▶ [Exercise details]:
Return each entry exactly, omitting nothing.

▶ [Dataset items]:
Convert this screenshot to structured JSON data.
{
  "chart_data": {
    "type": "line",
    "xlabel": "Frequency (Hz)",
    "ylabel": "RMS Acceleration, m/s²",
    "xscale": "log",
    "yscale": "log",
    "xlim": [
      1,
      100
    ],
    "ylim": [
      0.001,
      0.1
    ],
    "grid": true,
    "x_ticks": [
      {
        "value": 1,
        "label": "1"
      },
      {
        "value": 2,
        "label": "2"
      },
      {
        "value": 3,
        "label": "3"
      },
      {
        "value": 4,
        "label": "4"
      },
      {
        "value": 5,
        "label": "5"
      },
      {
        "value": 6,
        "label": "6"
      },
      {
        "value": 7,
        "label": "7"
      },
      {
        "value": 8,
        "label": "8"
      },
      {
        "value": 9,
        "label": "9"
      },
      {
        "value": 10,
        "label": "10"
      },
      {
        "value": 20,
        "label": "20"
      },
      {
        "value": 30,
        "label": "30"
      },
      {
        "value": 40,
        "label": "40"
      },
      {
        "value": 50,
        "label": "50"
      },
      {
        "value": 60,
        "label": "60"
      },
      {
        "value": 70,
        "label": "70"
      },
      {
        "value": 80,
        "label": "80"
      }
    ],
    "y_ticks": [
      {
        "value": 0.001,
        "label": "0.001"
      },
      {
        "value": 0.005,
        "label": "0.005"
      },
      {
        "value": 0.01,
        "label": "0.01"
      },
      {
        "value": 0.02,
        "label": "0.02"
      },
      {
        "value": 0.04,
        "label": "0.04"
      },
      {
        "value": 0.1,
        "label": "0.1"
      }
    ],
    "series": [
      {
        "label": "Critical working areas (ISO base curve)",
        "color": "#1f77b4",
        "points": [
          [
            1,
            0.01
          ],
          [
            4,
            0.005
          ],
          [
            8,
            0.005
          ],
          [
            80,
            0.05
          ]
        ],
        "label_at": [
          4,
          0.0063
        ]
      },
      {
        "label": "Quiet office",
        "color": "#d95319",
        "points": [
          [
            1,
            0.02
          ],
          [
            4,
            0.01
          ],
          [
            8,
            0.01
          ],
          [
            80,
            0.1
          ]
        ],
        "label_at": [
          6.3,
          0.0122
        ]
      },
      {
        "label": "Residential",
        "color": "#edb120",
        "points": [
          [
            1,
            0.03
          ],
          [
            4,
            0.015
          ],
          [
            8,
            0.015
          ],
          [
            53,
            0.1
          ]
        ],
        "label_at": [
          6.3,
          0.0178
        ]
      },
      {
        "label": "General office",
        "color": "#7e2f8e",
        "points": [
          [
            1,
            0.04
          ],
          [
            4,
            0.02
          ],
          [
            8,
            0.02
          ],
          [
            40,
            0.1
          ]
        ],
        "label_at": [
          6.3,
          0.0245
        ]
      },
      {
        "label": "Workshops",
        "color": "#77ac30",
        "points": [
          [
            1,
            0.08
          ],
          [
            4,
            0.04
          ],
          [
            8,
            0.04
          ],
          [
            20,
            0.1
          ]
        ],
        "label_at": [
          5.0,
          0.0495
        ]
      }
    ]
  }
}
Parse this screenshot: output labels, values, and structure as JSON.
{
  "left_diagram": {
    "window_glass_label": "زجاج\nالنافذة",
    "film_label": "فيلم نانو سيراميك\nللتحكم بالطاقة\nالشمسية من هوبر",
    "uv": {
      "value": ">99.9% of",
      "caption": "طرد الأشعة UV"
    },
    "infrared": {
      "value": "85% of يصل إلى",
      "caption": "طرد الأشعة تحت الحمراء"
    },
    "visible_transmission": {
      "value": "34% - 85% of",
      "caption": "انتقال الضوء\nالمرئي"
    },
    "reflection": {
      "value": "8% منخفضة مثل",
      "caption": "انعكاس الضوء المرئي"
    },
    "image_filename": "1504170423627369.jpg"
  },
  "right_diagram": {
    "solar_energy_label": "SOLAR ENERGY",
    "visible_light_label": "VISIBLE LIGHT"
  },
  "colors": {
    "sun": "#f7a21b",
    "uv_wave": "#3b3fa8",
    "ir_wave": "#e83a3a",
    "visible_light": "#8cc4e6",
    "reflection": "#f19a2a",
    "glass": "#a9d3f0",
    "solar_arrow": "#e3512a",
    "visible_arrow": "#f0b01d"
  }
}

▶ [Result for this task]:
Convert this screenshot to structured JSON data.
{
  "chart_data": {
    "type": "line",
    "xlabel": "Frequency (Hz)",
    "ylabel": "RMS Acceleration, m/s²",
    "xscale": "log",
    "yscale": "log",
    "xlim": [
      1,
      100
    ],
    "ylim": [
      0.001,
      0.1
    ],
    "grid": true,
    "x_ticks": [
      {
        "value": 1,
        "label": "1"
      },
      {
        "value": 2,
        "label": "2"
      },
      {
        "value": 3,
        "label": "3"
      },
      {
        "value": 4,
        "label": "4"
      },
      {
        "value": 5,
        "label": "5"
      },
      {
        "value": 6,
        "label": "6"
      },
      {
        "value": 7,
        "label": "7"
      },
      {
        "value": 8,
        "label": "8"
      },
      {
        "value": 9,
        "label": "9"
      },
      {
        "value": 10,
        "label": "10"
      },
      {
        "value": 20,
        "label": "20"
      },
      {
        "value": 30,
        "label": "30"
      },
      {
        "value": 40,
        "label": "40"
      },
      {
        "value": 50,
        "label": "50"
      },
      {
        "value": 60,
        "label": "60"
      },
      {
        "value": 70,
        "label": "70"
      },
      {
        "value": 80,
        "label": "80"
      }
    ],
    "y_ticks": [
      {
        "value": 0.001,
        "label": "0.001"
      },
      {
        "value": 0.005,
        "label": "0.005"
      },
      {
        "value": 0.01,
        "label": "0.01"
      },
      {
        "value": 0.02,
        "label": "0.02"
      },
      {
        "value": 0.04,
        "label": "0.04"
      },
      {
        "value": 0.1,
        "label": "0.1"
      }
    ],
    "series": [
      {
        "label": "Critical working areas (ISO base curve)",
        "color": "#1f77b4",
        "points": [
          [
            1,
            0.01
          ],
          [
            4,
            0.005
          ],
          [
            8,
            0.005
          ],
          [
            80,
            0.05
          ]
        ],
        "label_at": [
          4,
          0.0063
        ]
      },
      {
        "label": "Quiet office",
        "color": "#d95319",
        "points": [
          [
            1,
            0.02
          ],
          [
            4,
            0.01
          ],
          [
            8,
            0.01
          ],
          [
            80,
            0.1
          ]
        ],
        "label_at": [
          6.3,
          0.0122
        ]
      },
      {
        "label": "Residential",
        "color": "#edb120",
        "points": [
          [
            1,
            0.03
          ],
          [
            4,
            0.015
          ],
          [
            8,
            0.015
          ],
          [
            53,
            0.1
          ]
        ],
        "label_at": [
          6.3,
          0.0178
        ]
      },
      {
        "label": "General office",
        "color": "#7e2f8e",
        "points": [
          [
            1,
            0.04
          ],
          [
            4,
            0.02
          ],
          [
            8,
            0.02
          ],
          [
            40,
            0.1
          ]
        ],
        "label_at": [
          6.3,
          0.0245
        ]
      },
      {
        "label": "Workshops",
        "color": "#77ac30",
        "points": [
          [
            1,
            0.08
          ],
          [
            4,
            0.04
          ],
          [
            8,
            0.04
          ],
          [
            20,
            0.1
          ]
        ],
        "label_at": [
          5.0,
          0.0495
        ]
      }
    ]
  }
}
Parse this screenshot: output labels, values, and structure as JSON.
{
  "left_diagram": {
    "window_glass_label": "زجاج\nالنافذة",
    "film_label": "فيلم نانو سيراميك\nللتحكم بالطاقة\nالشمسية من هوبر",
    "uv": {
      "value": ">99.9% of",
      "caption": "طرد الأشعة UV"
    },
    "infrared": {
      "value": "85% of يصل إلى",
      "caption": "طرد الأشعة تحت الحمراء"
    },
    "visible_transmission": {
      "value": "34% - 85% of",
      "caption": "انتقال الضوء\nالمرئي"
    },
    "reflection": {
      "value": "8% منخفضة مثل",
      "caption": "انعكاس الضوء المرئي"
    },
    "image_filename": "1504170423627369.jpg"
  },
  "right_diagram": {
    "solar_energy_label": "SOLAR ENERGY",
    "visible_light_label": "VISIBLE LIGHT"
  },
  "colors": {
    "sun": "#f7a21b",
    "uv_wave": "#3b3fa8",
    "ir_wave": "#e83a3a",
    "visible_light": "#8cc4e6",
    "reflection": "#f19a2a",
    "glass": "#a9d3f0",
    "solar_arrow": "#e3512a",
    "visible_arrow": "#f0b01d"
  }
}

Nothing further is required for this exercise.